WHAT TO DO
Extract every line of the items below that contains the string `ticks`, copying each line in full. The match is case-sensitive.
▶
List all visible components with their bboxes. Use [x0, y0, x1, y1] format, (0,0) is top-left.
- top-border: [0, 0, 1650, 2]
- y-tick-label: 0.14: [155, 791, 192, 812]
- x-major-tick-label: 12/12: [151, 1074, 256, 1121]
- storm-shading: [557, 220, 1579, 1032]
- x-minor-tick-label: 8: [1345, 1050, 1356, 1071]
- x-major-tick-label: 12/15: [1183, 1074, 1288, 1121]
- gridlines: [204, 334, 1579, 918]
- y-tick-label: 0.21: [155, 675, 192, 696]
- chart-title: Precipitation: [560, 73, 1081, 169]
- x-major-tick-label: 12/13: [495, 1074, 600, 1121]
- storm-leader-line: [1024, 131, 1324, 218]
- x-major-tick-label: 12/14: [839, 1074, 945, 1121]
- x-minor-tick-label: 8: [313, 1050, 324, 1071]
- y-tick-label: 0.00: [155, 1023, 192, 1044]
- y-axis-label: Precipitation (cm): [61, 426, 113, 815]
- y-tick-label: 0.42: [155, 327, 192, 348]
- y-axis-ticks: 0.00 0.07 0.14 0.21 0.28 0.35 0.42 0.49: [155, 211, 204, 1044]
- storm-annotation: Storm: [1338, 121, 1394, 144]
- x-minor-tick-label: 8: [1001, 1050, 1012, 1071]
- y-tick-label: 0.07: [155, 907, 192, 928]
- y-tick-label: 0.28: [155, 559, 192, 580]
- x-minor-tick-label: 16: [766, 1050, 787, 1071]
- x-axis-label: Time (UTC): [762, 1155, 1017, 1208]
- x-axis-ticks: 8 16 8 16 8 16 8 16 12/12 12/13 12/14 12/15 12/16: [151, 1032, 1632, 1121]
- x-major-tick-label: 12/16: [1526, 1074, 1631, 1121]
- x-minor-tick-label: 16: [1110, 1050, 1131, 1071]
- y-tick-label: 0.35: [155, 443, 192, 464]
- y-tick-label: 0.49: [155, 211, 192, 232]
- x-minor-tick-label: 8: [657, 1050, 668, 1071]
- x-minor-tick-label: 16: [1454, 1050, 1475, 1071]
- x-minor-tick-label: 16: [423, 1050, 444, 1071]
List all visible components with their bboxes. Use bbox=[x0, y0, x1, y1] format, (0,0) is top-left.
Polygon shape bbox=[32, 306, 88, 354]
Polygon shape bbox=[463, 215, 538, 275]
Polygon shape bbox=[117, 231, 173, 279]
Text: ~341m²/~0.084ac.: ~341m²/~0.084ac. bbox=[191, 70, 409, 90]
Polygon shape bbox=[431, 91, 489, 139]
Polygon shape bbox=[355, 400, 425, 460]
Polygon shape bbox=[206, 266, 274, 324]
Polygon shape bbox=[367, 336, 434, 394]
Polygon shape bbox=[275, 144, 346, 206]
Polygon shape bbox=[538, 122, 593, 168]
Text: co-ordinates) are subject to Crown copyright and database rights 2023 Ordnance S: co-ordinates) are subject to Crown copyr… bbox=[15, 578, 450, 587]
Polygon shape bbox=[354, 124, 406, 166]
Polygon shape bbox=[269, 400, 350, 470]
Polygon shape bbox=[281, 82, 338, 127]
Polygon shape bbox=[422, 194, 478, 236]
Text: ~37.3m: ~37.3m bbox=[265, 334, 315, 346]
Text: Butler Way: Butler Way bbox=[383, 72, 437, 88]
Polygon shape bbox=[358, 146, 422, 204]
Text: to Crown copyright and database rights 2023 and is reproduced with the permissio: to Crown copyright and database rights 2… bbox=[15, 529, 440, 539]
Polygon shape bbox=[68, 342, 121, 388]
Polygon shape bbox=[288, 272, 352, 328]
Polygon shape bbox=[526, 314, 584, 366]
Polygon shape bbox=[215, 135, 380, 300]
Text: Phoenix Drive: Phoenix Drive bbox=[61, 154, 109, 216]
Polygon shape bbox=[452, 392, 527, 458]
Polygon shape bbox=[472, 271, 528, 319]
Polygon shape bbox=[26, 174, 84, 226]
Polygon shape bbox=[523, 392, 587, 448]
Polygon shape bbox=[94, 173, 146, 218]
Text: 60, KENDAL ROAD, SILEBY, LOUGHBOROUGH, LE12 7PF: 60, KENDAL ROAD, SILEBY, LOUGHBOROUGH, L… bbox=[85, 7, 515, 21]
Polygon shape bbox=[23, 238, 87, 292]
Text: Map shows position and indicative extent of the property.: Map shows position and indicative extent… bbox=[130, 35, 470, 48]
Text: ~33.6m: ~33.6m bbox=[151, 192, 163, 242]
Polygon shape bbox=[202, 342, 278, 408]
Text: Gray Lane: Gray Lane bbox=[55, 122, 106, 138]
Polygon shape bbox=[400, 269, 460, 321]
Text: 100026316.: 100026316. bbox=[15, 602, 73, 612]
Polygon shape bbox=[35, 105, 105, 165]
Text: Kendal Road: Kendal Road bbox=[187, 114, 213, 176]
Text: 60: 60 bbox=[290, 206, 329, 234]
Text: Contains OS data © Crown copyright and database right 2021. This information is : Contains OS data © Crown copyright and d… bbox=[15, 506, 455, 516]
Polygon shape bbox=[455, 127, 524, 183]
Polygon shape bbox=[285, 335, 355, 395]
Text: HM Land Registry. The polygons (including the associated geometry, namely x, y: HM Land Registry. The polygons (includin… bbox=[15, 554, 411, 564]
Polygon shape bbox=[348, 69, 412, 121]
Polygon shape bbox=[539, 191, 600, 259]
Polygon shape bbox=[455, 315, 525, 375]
◀
EXPECTED OUTPUT
- y-axis-ticks: 0.00 0.07 0.14 0.21 0.28 0.35 0.42 0.49: [155, 211, 204, 1044]
- x-axis-ticks: 8 16 8 16 8 16 8 16 12/12 12/13 12/14 12/15 12/16: [151, 1032, 1632, 1121]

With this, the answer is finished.